→ DIRECTIONS
Extend the piece on endurance training focus below, starting right after its last sentence about mastering the nuances of a sport.

→ EXTRACT PROVIDED
====

Focus on Aerobic Efficiency
If you’re feeling like your training has lost direction, always come back to working on aerobic efficiency. Your engine can always be stronger and more efficient. Maybe your season is winding down and the need for hyper-focused work isn’t necessary, or you’re in between specific disciplines. If you’re finding yourself in a position without focus or direction come back to foundational work. Long tempo runs and sweet spot work on the bike are always valuable places to spend your time. Working efficiently at higher perceived efforts will pay dividends no matter your primary focus or race discipline.
So many times during the season some things have to suffer for the benefit of race preparedness. More often than not the thing that falls by the wayside is strength and injury prevention work. If the season has pulled you away from supplemental work it’s always a good time to integrate it again. If you’re still racing focus on dynamic movements that build not only power but focus on a range of motion and flexibility. This will help stave off any late-season injuries due to the cumulative training stress from the season. If you’re winding down, or in a transition phase, you may begin to think about more foundational weighted work to build maximal strength and raw power. There’s never a bad time for athletes of any kind to begin to integrate strength training back into their regiment.
Focus on Fundamentals
In the thick of the season, it’s often easy to lose sight of the small things. Things like bike handling skills and running form are always valuable ways to spend your time. Work on becoming better at your sport not just by focusing on being fit, but also by being more proficient. Things, like performing strides after a run workout, or performing bike handling drills, help to bridge the gap between simply being fit, and being a fully-rounded athlete. So many races come down to those that are more than just aerobically strong but have also mastered the nuances of their sport as well.

====

→ INFORMATION SHOWN
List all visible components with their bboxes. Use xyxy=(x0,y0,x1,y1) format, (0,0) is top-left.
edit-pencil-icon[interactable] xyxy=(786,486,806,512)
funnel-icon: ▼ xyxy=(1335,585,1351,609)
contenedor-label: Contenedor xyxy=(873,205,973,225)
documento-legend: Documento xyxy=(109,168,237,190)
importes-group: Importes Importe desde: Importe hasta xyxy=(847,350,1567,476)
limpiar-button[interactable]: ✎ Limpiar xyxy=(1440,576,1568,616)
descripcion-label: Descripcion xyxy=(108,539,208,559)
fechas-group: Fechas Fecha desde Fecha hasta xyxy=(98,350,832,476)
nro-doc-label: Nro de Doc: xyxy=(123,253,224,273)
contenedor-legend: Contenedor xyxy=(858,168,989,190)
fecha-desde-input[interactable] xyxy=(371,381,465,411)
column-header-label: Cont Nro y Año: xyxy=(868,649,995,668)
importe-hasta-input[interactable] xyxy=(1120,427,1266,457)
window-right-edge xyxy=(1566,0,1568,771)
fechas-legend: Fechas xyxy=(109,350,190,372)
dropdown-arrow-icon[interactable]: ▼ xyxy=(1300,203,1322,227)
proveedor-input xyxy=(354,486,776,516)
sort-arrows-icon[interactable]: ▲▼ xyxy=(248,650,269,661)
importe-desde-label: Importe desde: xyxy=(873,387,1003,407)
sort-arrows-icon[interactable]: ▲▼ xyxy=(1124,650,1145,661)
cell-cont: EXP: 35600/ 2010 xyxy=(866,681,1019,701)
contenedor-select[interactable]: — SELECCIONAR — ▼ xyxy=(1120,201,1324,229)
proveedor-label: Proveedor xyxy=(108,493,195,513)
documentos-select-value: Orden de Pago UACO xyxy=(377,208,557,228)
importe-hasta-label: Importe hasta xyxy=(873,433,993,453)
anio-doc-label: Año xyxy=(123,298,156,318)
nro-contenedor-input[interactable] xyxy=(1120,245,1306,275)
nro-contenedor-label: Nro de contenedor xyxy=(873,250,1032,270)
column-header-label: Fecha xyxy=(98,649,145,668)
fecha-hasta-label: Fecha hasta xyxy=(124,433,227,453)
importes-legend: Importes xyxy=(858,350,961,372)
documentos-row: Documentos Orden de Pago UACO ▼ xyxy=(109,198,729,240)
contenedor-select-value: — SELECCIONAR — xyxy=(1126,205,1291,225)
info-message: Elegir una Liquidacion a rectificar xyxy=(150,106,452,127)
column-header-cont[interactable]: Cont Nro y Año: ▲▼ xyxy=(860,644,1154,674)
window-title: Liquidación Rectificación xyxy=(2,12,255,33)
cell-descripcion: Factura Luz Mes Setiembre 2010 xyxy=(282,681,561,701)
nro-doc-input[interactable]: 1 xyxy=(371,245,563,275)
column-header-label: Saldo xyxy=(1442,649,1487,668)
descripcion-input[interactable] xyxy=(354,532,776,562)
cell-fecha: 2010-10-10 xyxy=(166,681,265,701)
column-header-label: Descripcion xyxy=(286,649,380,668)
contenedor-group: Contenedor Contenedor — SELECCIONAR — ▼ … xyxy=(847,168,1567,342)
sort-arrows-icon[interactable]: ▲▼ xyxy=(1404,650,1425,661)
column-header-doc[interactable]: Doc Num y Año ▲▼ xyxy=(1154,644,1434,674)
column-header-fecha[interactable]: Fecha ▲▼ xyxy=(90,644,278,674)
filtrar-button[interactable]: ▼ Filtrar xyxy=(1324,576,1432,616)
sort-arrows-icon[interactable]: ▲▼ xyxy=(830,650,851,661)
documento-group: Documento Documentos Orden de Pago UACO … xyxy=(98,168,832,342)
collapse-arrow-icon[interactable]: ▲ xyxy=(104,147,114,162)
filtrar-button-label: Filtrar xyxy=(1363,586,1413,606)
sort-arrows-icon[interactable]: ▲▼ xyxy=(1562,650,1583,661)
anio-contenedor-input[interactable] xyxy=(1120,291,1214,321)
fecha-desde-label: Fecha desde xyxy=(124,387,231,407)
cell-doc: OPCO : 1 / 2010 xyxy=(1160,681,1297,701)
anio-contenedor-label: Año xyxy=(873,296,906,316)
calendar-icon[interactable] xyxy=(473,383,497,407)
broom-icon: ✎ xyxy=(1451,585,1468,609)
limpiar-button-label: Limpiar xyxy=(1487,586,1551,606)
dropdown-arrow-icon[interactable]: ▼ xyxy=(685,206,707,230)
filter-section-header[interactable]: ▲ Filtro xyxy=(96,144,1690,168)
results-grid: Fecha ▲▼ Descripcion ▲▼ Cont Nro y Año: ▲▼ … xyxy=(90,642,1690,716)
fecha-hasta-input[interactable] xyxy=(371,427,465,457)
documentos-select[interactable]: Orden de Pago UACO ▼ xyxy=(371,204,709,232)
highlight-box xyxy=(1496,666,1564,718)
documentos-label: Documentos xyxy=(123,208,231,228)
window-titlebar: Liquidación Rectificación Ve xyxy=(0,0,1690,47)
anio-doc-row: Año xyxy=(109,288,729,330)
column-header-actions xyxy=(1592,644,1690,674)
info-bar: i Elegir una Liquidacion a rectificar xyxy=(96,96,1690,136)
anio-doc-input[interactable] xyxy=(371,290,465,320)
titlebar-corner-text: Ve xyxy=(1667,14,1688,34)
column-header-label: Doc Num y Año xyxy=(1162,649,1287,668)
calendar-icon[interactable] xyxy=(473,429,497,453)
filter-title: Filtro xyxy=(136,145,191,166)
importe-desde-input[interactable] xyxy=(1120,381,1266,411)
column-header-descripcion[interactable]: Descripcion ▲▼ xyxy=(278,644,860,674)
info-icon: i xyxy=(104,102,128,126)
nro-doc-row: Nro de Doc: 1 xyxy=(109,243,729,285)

====

→ EXPECTED ANSWER
Find a Group
Training with a group from time to time can be a great way to develop not only fitness but can also provide the opportunity for you to push yourself outside of a race day setting. Find a group that can push you a little, and might be slightly outside of your comfort zone. These are the groups that will truly allow you to excel. On top of the fitness gains, the social aspect of these rides or runs can be extremely important for some athletes. Focused training can be isolating at times, and finding the right group can help strike the appropriate balance and infuse some fun into your training.
The end of the season doesn’t have to be a dead zone where you’re stuck between peak fitness and transitioning to other disciplines or late season events. You can continue to move forward by looking at this time of year as an opportunity to mix things up or re-focus on season goals. Fitness isn’t linear, and sometimes we need to take a step back to find the right approach to move forward. The end of the season is the perfect time to find both your focus and fitness before winter comes.
Taylor Thomas is the founder and head coach of Thomas Endurance Coaching (TEC) and has more than a decade of experience in the endurance sports industry as an athlete, coach, race promoter, and team organizer. TEC provides expert level coaching to athletes of all ability levels and specializes in both a scientific and metrics-based approach to endurance sports. They guide athletes in all disciplines of both running and cycling. Browse their pre-built training plans on TrainingPeaks, or for more information on personal coaching and custom training plans, visit www.thomasendurancecoaching.com. Follow TEC at @endurance_coach.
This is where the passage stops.